→ **JOB**: Leave out the pictures and copy everything else in the entries exactly.

→ **EXTRACTED RECORDS**:
☆ ☆ ☆ ☆
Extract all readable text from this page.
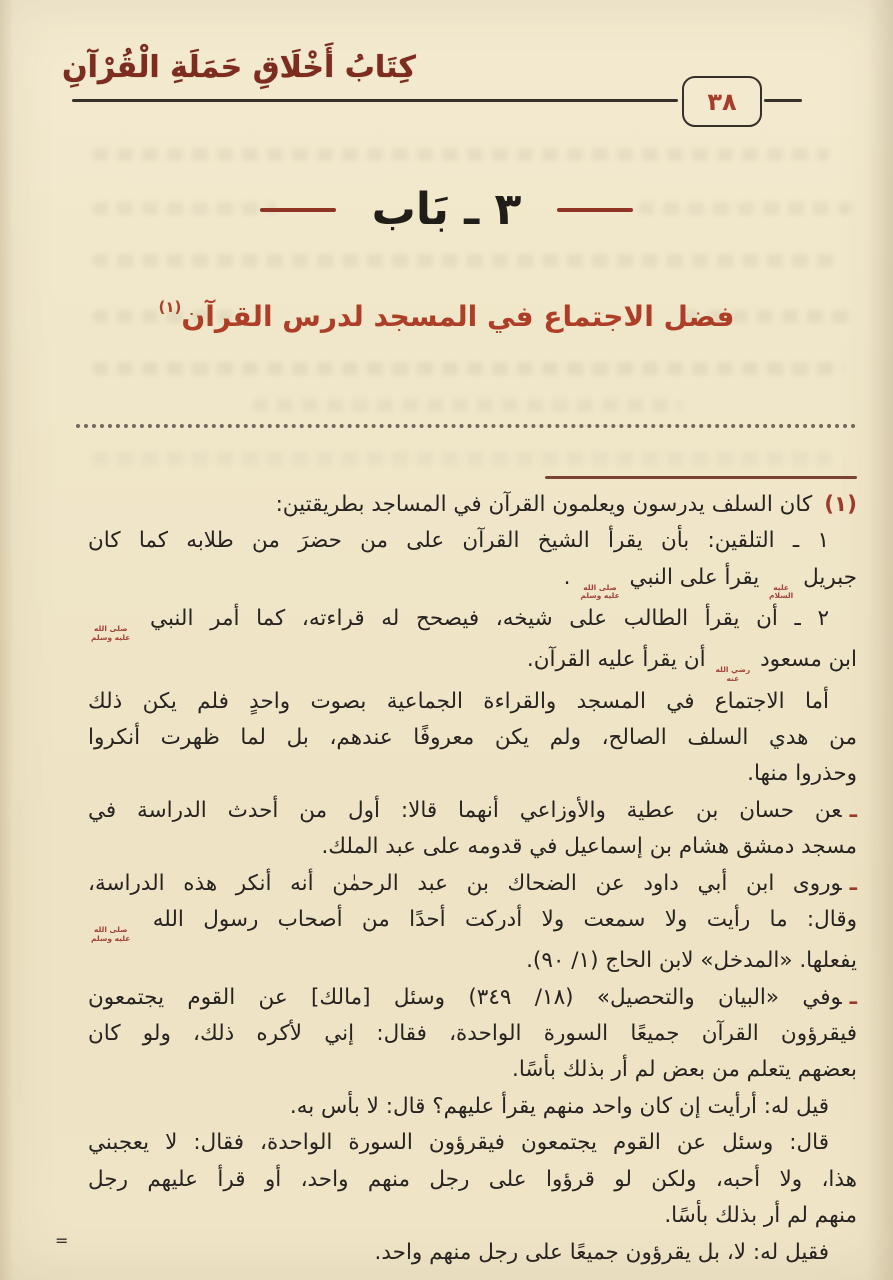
كِتَابُ أَخْلَاقِ حَمَلَةِ الْقُرْآنِ
٣٨
٣ ـ بَاب
فضل الاجتماع في المسجد لدرس القرآن$^{(١)}$
(١)كان السلف يدرسون ويعلمون القرآن في المساجد بطريقتين:
١ ـ التلقين: بأن يقرأ الشيخ القرآن على من حضرَ من طلابه كما كان
جبريل
عليه
السلام
يقرأ على النبي
صلى الله
عليه وسلم
.
٢ ـ أن يقرأ الطالب على شيخه، فيصحح له قراءته، كما أمر النبي
صلى الله
عليه وسلم
ابن مسعود
رضي الله
عنه
أن يقرأ عليه القرآن.
أما الاجتماع في المسجد والقراءة الجماعية بصوت واحدٍ فلم يكن ذلك
من هدي السلف الصالح، ولم يكن معروفًا عندهم، بل لما ظهرت أنكروا
وحذروا منها.
ـعن حسان بن عطية والأوزاعي أنهما قالا: أول من أحدث الدراسة في
مسجد دمشق هشام بن إسماعيل في قدومه على عبد الملك.
ـوروى ابن أبي داود عن الضحاك بن عبد الرحمٰن أنه أنكر هذه الدراسة،
وقال: ما رأيت ولا سمعت ولا أدركت أحدًا من أصحاب رسول الله
صلى الله
عليه وسلم
يفعلها. «المدخل» لابن الحاج (١/ ٩٠).
ـوفي «البيان والتحصيل» (١٨/ ٣٤٩) وسئل [مالك] عن القوم يجتمعون
فيقرؤون القرآن جميعًا السورة الواحدة، فقال: إني لأكره ذلك، ولو كان
بعضهم يتعلم من بعض لم أر بذلك بأسًا.
قيل له: أرأيت إن كان واحد منهم يقرأ عليهم؟ قال: لا بأس به.
قال: وسئل عن القوم يجتمعون فيقرؤون السورة الواحدة، فقال: لا يعجبني
هذا، ولا أحبه، ولكن لو قرؤوا على رجل منهم واحد، أو قرأ عليهم رجل
منهم لم أر بذلك بأسًا.
فقيل له: لا، بل يقرؤون جميعًا على رجل منهم واحد.
=
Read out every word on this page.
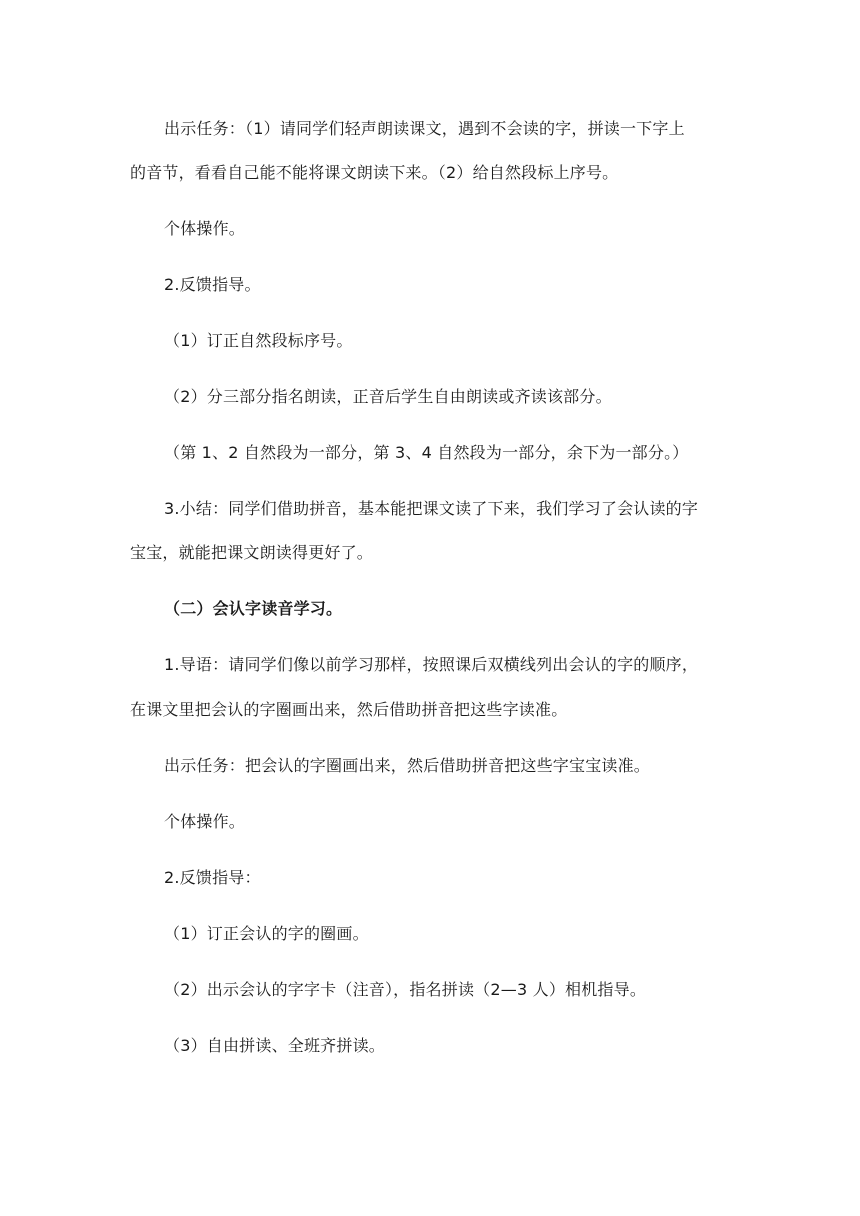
出示任务：（1）请同学们轻声朗读课文，遇到不会读的字，拼读一下字上
的音节，看看自己能不能将课文朗读下来。（2）给自然段标上序号。
个体操作。
2.反馈指导。
（1）订正自然段标序号。
（2）分三部分指名朗读，正音后学生自由朗读或齐读该部分。
（第 1、2 自然段为一部分，第 3、4 自然段为一部分，余下为一部分。）
3.小结：同学们借助拼音，基本能把课文读了下来，我们学习了会认读的字
宝宝，就能把课文朗读得更好了。
（二）会认字读音学习。
1.导语：请同学们像以前学习那样，按照课后双横线列出会认的字的顺序，
在课文里把会认的字圈画出来，然后借助拼音把这些字读准。
出示任务：把会认的字圈画出来，然后借助拼音把这些字宝宝读准。
个体操作。
2.反馈指导：
（1）订正会认的字的圈画。
（2）出示会认的字字卡（注音），指名拼读（2—3 人）相机指导。
（3）自由拼读、全班齐拼读。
☆ ☆ ☆ ☆
→ **TASK RESPONSE**:
Extract all readable text from this page.
كِتَابُ أَخْلَاقِ حَمَلَةِ الْقُرْآنِ
٣٨
٣ ـ بَاب
فضل الاجتماع في المسجد لدرس القرآن$^{(١)}$
(١)كان السلف يدرسون ويعلمون القرآن في المساجد بطريقتين:
١ ـ التلقين: بأن يقرأ الشيخ القرآن على من حضرَ من طلابه كما كان
جبريل
عليه
السلام
يقرأ على النبي
صلى الله
عليه وسلم
.
٢ ـ أن يقرأ الطالب على شيخه، فيصحح له قراءته، كما أمر النبي
صلى الله
عليه وسلم
ابن مسعود
رضي الله
عنه
أن يقرأ عليه القرآن.
أما الاجتماع في المسجد والقراءة الجماعية بصوت واحدٍ فلم يكن ذلك
من هدي السلف الصالح، ولم يكن معروفًا عندهم، بل لما ظهرت أنكروا
وحذروا منها.
ـعن حسان بن عطية والأوزاعي أنهما قالا: أول من أحدث الدراسة في
مسجد دمشق هشام بن إسماعيل في قدومه على عبد الملك.
ـوروى ابن أبي داود عن الضحاك بن عبد الرحمٰن أنه أنكر هذه الدراسة،
وقال: ما رأيت ولا سمعت ولا أدركت أحدًا من أصحاب رسول الله
صلى الله
عليه وسلم
يفعلها. «المدخل» لابن الحاج (١/ ٩٠).
ـوفي «البيان والتحصيل» (١٨/ ٣٤٩) وسئل [مالك] عن القوم يجتمعون
فيقرؤون القرآن جميعًا السورة الواحدة، فقال: إني لأكره ذلك، ولو كان
بعضهم يتعلم من بعض لم أر بذلك بأسًا.
قيل له: أرأيت إن كان واحد منهم يقرأ عليهم؟ قال: لا بأس به.
قال: وسئل عن القوم يجتمعون فيقرؤون السورة الواحدة، فقال: لا يعجبني
هذا، ولا أحبه، ولكن لو قرؤوا على رجل منهم واحد، أو قرأ عليهم رجل
منهم لم أر بذلك بأسًا.
فقيل له: لا، بل يقرؤون جميعًا على رجل منهم واحد.
=
Read out every word on this page.
出示任务：（1）请同学们轻声朗读课文，遇到不会读的字，拼读一下字上
的音节，看看自己能不能将课文朗读下来。（2）给自然段标上序号。
个体操作。
2.反馈指导。
（1）订正自然段标序号。
（2）分三部分指名朗读，正音后学生自由朗读或齐读该部分。
（第 1、2 自然段为一部分，第 3、4 自然段为一部分，余下为一部分。）
3.小结：同学们借助拼音，基本能把课文读了下来，我们学习了会认读的字
宝宝，就能把课文朗读得更好了。
（二）会认字读音学习。
1.导语：请同学们像以前学习那样，按照课后双横线列出会认的字的顺序，
在课文里把会认的字圈画出来，然后借助拼音把这些字读准。
出示任务：把会认的字圈画出来，然后借助拼音把这些字宝宝读准。
个体操作。
2.反馈指导：
（1）订正会认的字的圈画。
（2）出示会认的字字卡（注音），指名拼读（2—3 人）相机指导。
（3）自由拼读、全班齐拼读。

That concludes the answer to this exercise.